[Labeled box records]

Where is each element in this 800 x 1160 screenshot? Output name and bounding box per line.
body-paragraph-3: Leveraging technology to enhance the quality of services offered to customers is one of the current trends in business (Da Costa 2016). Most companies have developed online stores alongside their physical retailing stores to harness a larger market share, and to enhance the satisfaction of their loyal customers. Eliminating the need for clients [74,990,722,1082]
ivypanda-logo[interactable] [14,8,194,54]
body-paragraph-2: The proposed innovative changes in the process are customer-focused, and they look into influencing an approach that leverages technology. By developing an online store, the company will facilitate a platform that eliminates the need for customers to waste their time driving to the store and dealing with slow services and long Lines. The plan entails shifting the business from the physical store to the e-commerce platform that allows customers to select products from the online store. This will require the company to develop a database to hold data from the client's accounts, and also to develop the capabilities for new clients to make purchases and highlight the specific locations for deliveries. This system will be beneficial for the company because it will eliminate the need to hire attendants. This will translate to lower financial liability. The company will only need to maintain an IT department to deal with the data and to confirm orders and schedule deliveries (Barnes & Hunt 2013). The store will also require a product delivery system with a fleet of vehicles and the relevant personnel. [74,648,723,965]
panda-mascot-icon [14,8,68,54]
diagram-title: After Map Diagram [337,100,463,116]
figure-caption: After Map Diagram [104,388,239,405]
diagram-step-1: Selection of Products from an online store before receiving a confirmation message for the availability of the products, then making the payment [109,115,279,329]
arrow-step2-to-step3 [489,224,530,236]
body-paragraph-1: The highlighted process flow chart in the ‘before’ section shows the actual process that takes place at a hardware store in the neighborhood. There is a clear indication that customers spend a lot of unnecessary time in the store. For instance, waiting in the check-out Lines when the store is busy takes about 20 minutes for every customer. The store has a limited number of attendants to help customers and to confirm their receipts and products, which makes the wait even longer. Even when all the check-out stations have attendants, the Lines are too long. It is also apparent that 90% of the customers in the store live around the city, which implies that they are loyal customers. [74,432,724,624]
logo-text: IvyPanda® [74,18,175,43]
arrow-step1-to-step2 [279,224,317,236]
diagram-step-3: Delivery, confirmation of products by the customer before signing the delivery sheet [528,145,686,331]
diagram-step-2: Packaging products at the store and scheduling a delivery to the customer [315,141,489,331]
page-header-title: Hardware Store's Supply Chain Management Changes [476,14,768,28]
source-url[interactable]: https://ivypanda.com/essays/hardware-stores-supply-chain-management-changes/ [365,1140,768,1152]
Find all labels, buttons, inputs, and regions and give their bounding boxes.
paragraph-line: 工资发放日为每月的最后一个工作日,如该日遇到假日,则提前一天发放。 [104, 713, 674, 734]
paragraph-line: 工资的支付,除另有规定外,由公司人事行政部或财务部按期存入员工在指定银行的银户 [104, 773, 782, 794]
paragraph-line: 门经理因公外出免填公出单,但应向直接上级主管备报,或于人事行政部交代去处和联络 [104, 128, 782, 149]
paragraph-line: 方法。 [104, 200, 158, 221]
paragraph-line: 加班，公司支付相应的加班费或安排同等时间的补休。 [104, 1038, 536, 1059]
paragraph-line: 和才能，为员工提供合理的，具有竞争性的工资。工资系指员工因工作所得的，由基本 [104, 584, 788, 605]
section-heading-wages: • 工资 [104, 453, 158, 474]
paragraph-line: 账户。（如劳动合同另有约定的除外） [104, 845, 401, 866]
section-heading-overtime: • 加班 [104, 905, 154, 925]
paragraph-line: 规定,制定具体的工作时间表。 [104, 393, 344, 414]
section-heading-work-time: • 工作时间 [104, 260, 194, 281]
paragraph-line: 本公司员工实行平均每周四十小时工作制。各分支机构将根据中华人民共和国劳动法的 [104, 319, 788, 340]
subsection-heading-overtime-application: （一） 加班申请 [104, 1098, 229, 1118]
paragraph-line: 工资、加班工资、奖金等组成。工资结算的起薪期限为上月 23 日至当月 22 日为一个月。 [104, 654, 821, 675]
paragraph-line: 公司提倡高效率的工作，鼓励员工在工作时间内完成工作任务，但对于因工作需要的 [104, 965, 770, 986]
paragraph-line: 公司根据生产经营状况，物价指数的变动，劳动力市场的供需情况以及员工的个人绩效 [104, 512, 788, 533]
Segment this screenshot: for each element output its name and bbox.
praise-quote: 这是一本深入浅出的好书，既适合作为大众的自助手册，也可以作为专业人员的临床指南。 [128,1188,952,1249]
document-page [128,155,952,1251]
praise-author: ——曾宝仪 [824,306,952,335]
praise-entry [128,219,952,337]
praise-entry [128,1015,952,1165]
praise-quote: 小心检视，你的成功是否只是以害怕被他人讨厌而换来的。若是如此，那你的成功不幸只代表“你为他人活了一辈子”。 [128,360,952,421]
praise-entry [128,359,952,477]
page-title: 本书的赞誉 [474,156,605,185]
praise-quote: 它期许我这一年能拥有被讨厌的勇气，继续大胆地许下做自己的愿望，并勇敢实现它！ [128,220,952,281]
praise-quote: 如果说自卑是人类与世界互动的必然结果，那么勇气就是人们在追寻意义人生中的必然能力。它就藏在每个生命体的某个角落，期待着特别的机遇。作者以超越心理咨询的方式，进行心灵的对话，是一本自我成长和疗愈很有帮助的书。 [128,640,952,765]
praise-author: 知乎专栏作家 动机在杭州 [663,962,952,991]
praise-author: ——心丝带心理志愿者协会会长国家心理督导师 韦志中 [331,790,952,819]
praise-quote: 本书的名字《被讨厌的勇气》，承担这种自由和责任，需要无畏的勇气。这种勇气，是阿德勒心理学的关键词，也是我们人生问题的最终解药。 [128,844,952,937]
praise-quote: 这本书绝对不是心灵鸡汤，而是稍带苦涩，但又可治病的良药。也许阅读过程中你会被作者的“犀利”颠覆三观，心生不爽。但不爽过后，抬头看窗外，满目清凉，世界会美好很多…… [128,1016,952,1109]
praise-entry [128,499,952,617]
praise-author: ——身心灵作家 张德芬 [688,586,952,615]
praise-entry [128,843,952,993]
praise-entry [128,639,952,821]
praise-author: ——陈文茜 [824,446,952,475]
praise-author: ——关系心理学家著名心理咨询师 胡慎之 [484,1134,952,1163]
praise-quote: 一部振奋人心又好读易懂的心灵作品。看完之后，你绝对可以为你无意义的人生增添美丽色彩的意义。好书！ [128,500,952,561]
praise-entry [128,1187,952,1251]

• _TASK DESCRIPTION_
Change "screenshot" to "screen capture" everywhere in the records above, and write them out again with nothing else altered.

• _OUTPUT BELOW_
Where is each element in this 800 x 1160 screen capture? Output name and bounding box per line.
body-paragraph-3: Leveraging technology to enhance the quality of services offered to customers is one of the current trends in business (Da Costa 2016). Most companies have developed online stores alongside their physical retailing stores to harness a larger market share, and to enhance the satisfaction of their loyal customers. Eliminating the need for clients [74,990,722,1082]
ivypanda-logo[interactable] [14,8,194,54]
body-paragraph-2: The proposed innovative changes in the process are customer-focused, and they look into influencing an approach that leverages technology. By developing an online store, the company will facilitate a platform that eliminates the need for customers to waste their time driving to the store and dealing with slow services and long Lines. The plan entails shifting the business from the physical store to the e-commerce platform that allows customers to select products from the online store. This will require the company to develop a database to hold data from the client's accounts, and also to develop the capabilities for new clients to make purchases and highlight the specific locations for deliveries. This system will be beneficial for the company because it will eliminate the need to hire attendants. This will translate to lower financial liability. The company will only need to maintain an IT department to deal with the data and to confirm orders and schedule deliveries (Barnes & Hunt 2013). The store will also require a product delivery system with a fleet of vehicles and the relevant personnel. [74,648,723,965]
panda-mascot-icon [14,8,68,54]
diagram-title: After Map Diagram [337,100,463,116]
figure-caption: After Map Diagram [104,388,239,405]
diagram-step-1: Selection of Products from an online store before receiving a confirmation message for the availability of the products, then making the payment [109,115,279,329]
arrow-step2-to-step3 [489,224,530,236]
body-paragraph-1: The highlighted process flow chart in the ‘before’ section shows the actual process that takes place at a hardware store in the neighborhood. There is a clear indication that customers spend a lot of unnecessary time in the store. For instance, waiting in the check-out Lines when the store is busy takes about 20 minutes for every customer. The store has a limited number of attendants to help customers and to confirm their receipts and products, which makes the wait even longer. Even when all the check-out stations have attendants, the Lines are too long. It is also apparent that 90% of the customers in the store live around the city, which implies that they are loyal customers. [74,432,724,624]
logo-text: IvyPanda® [74,18,175,43]
arrow-step1-to-step2 [279,224,317,236]
diagram-step-3: Delivery, confirmation of products by the customer before signing the delivery sheet [528,145,686,331]
diagram-step-2: Packaging products at the store and scheduling a delivery to the customer [315,141,489,331]
page-header-title: Hardware Store's Supply Chain Management Changes [476,14,768,28]
source-url[interactable]: https://ivypanda.com/essays/hardware-stores-supply-chain-management-changes/ [365,1140,768,1152]
Find all labels, buttons, inputs, and regions and give their bounding boxes.
paragraph-line: 工资发放日为每月的最后一个工作日,如该日遇到假日,则提前一天发放。 [104, 713, 674, 734]
paragraph-line: 工资的支付,除另有规定外,由公司人事行政部或财务部按期存入员工在指定银行的银户 [104, 773, 782, 794]
paragraph-line: 门经理因公外出免填公出单,但应向直接上级主管备报,或于人事行政部交代去处和联络 [104, 128, 782, 149]
paragraph-line: 方法。 [104, 200, 158, 221]
paragraph-line: 加班，公司支付相应的加班费或安排同等时间的补休。 [104, 1038, 536, 1059]
paragraph-line: 和才能，为员工提供合理的，具有竞争性的工资。工资系指员工因工作所得的，由基本 [104, 584, 788, 605]
section-heading-wages: • 工资 [104, 453, 158, 474]
paragraph-line: 账户。（如劳动合同另有约定的除外） [104, 845, 401, 866]
section-heading-overtime: • 加班 [104, 905, 154, 925]
paragraph-line: 规定,制定具体的工作时间表。 [104, 393, 344, 414]
section-heading-work-time: • 工作时间 [104, 260, 194, 281]
paragraph-line: 本公司员工实行平均每周四十小时工作制。各分支机构将根据中华人民共和国劳动法的 [104, 319, 788, 340]
subsection-heading-overtime-application: （一） 加班申请 [104, 1098, 229, 1118]
paragraph-line: 工资、加班工资、奖金等组成。工资结算的起薪期限为上月 23 日至当月 22 日为一个月。 [104, 654, 821, 675]
paragraph-line: 公司提倡高效率的工作，鼓励员工在工作时间内完成工作任务，但对于因工作需要的 [104, 965, 770, 986]
paragraph-line: 公司根据生产经营状况，物价指数的变动，劳动力市场的供需情况以及员工的个人绩效 [104, 512, 788, 533]
Segment this screen capture: for each element output its name and bbox.
praise-quote: 这是一本深入浅出的好书，既适合作为大众的自助手册，也可以作为专业人员的临床指南。 [128,1188,952,1249]
document-page [128,155,952,1251]
praise-author: ——曾宝仪 [824,306,952,335]
praise-entry [128,219,952,337]
praise-entry [128,1015,952,1165]
praise-quote: 小心检视，你的成功是否只是以害怕被他人讨厌而换来的。若是如此，那你的成功不幸只代表“你为他人活了一辈子”。 [128,360,952,421]
praise-entry [128,359,952,477]
page-title: 本书的赞誉 [474,156,605,185]
praise-quote: 它期许我这一年能拥有被讨厌的勇气，继续大胆地许下做自己的愿望，并勇敢实现它！ [128,220,952,281]
praise-quote: 如果说自卑是人类与世界互动的必然结果，那么勇气就是人们在追寻意义人生中的必然能力。它就藏在每个生命体的某个角落，期待着特别的机遇。作者以超越心理咨询的方式，进行心灵的对话，是一本自我成长和疗愈很有帮助的书。 [128,640,952,765]
praise-author: 知乎专栏作家 动机在杭州 [663,962,952,991]
praise-author: ——心丝带心理志愿者协会会长国家心理督导师 韦志中 [331,790,952,819]
praise-quote: 本书的名字《被讨厌的勇气》，承担这种自由和责任，需要无畏的勇气。这种勇气，是阿德勒心理学的关键词，也是我们人生问题的最终解药。 [128,844,952,937]
praise-quote: 这本书绝对不是心灵鸡汤，而是稍带苦涩，但又可治病的良药。也许阅读过程中你会被作者的“犀利”颠覆三观，心生不爽。但不爽过后，抬头看窗外，满目清凉，世界会美好很多…… [128,1016,952,1109]
praise-entry [128,499,952,617]
praise-author: ——身心灵作家 张德芬 [688,586,952,615]
praise-entry [128,843,952,993]
praise-entry [128,639,952,821]
praise-author: ——陈文茜 [824,446,952,475]
praise-author: ——关系心理学家著名心理咨询师 胡慎之 [484,1134,952,1163]
praise-quote: 一部振奋人心又好读易懂的心灵作品。看完之后，你绝对可以为你无意义的人生增添美丽色彩的意义。好书！ [128,500,952,561]
praise-entry [128,1187,952,1251]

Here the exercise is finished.